__WHAT TO WORK ON__:
Give back the full material, exactly as it reads.

**********

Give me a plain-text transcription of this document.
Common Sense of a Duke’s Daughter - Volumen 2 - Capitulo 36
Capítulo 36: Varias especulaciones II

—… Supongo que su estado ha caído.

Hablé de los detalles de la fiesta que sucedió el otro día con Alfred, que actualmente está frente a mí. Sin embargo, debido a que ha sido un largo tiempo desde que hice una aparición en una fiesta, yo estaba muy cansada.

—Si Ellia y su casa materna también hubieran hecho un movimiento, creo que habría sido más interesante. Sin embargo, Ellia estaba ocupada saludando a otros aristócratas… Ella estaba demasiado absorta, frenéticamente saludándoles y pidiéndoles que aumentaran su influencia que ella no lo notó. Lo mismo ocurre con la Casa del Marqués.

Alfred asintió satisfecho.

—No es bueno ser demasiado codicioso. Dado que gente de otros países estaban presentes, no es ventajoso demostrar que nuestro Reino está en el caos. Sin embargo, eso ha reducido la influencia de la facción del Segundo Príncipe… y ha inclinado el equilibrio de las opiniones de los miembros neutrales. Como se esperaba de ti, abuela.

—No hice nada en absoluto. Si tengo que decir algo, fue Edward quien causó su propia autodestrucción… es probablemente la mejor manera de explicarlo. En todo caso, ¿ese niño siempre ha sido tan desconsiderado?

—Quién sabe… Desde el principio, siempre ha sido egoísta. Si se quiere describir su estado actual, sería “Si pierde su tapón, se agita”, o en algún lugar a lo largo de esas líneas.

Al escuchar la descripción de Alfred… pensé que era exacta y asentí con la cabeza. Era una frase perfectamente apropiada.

**********

__SOLUTION TO THIS TASK__:
Give me a plain-text transcription of this document.
Common Sense of a Duke’s Daughter - Volumen 2 - Capitulo 36
Capítulo 36: Varias especulaciones II

—… Supongo que su estado ha caído.

Hablé de los detalles de la fiesta que sucedió el otro día con Alfred, que actualmente está frente a mí. Sin embargo, debido a que ha sido un largo tiempo desde que hice una aparición en una fiesta, yo estaba muy cansada.

—Si Ellia y su casa materna también hubieran hecho un movimiento, creo que habría sido más interesante. Sin embargo, Ellia estaba ocupada saludando a otros aristócratas… Ella estaba demasiado absorta, frenéticamente saludándoles y pidiéndoles que aumentaran su influencia que ella no lo notó. Lo mismo ocurre con la Casa del Marqués.

Alfred asintió satisfecho.

—No es bueno ser demasiado codicioso. Dado que gente de otros países estaban presentes, no es ventajoso demostrar que nuestro Reino está en el caos. Sin embargo, eso ha reducido la influencia de la facción del Segundo Príncipe… y ha inclinado el equilibrio de las opiniones de los miembros neutrales. Como se esperaba de ti, abuela.

—No hice nada en absoluto. Si tengo que decir algo, fue Edward quien causó su propia autodestrucción… es probablemente la mejor manera de explicarlo. En todo caso, ¿ese niño siempre ha sido tan desconsiderado?

—Quién sabe… Desde el principio, siempre ha sido egoísta. Si se quiere describir su estado actual, sería “Si pierde su tapón, se agita”, o en algún lugar a lo largo de esas líneas.

Al escuchar la descripción de Alfred… pensé que era exacta y asentí con la cabeza. Era una frase perfectamente apropiada.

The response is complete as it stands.